▶ _WORK INSTRUCTIONS_
Give the number of lines below that contain "name", with no other output.

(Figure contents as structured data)
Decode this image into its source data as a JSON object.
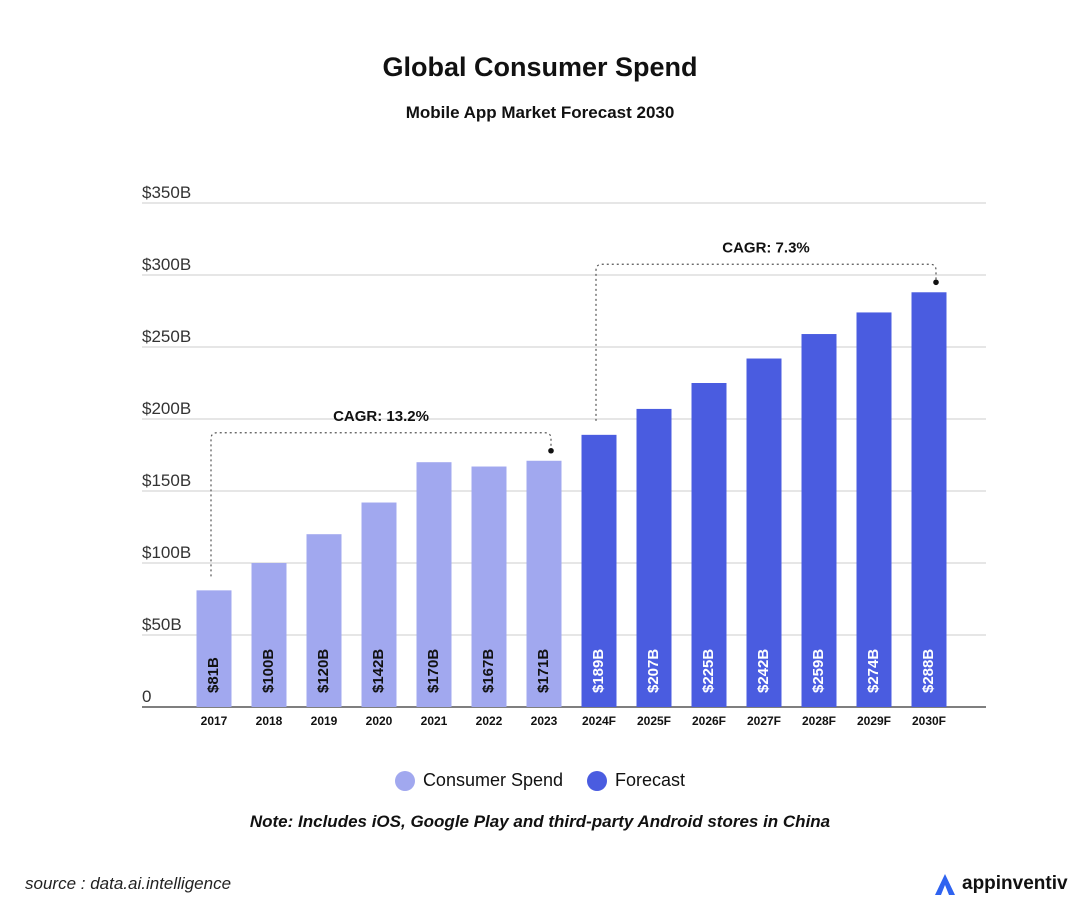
{
  "header": {
    "title": "Global Consumer Spend",
    "subtitle": "Mobile App Market Forecast 2030"
  },
  "colors": {
    "actual": "#A1A8EF",
    "forecast": "#4A5CE0",
    "grid": "#CCCCCC",
    "axis": "#333333"
  },
  "chart_data": {
    "type": "bar",
    "title": "Global Consumer Spend",
    "subtitle": "Mobile App Market Forecast 2030",
    "categories": [
      "2017",
      "2018",
      "2019",
      "2020",
      "2021",
      "2022",
      "2023",
      "2024F",
      "2025F",
      "2026F",
      "2027F",
      "2028F",
      "2029F",
      "2030F"
    ],
    "series": [
      {
        "name": "Consumer Spend",
        "color": "#A1A8EF",
        "values": [
          81,
          100,
          120,
          142,
          170,
          167,
          171,
          null,
          null,
          null,
          null,
          null,
          null,
          null
        ],
        "labels": [
          "$81B",
          "$100B",
          "$120B",
          "$142B",
          "$170B",
          "$167B",
          "$171B",
          null,
          null,
          null,
          null,
          null,
          null,
          null
        ]
      },
      {
        "name": "Forecast",
        "color": "#4A5CE0",
        "values": [
          null,
          null,
          null,
          null,
          null,
          null,
          null,
          189,
          207,
          225,
          242,
          259,
          274,
          288
        ],
        "labels": [
          null,
          null,
          null,
          null,
          null,
          null,
          null,
          "$189B",
          "$207B",
          "$225B",
          "$242B",
          "$259B",
          "$274B",
          "$288B"
        ]
      }
    ],
    "ylim": [
      0,
      350
    ],
    "yticks": [
      0,
      50,
      100,
      150,
      200,
      250,
      300,
      350
    ],
    "ytick_labels": [
      "0",
      "$50B",
      "$100B",
      "$150B",
      "$200B",
      "$250B",
      "$300B",
      "$350B"
    ],
    "xlabel": "",
    "ylabel": "",
    "grid": true,
    "legend": "bottom-center",
    "annotations": [
      {
        "text": "CAGR: 13.2%",
        "from_category": "2017",
        "to_category": "2023"
      },
      {
        "text": "CAGR: 7.3%",
        "from_category": "2024F",
        "to_category": "2030F"
      }
    ]
  },
  "legend": {
    "items": [
      {
        "label": "Consumer Spend",
        "color": "#A1A8EF"
      },
      {
        "label": "Forecast",
        "color": "#4A5CE0"
      }
    ]
  },
  "note": "Note: Includes iOS, Google Play and third-party Android stores in China",
  "source": "source : data.ai.intelligence",
  "brand": {
    "name": "appinventiv",
    "icon": "appinventiv-logo-icon"
  }
}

▶ _COMPLETED TASK_
3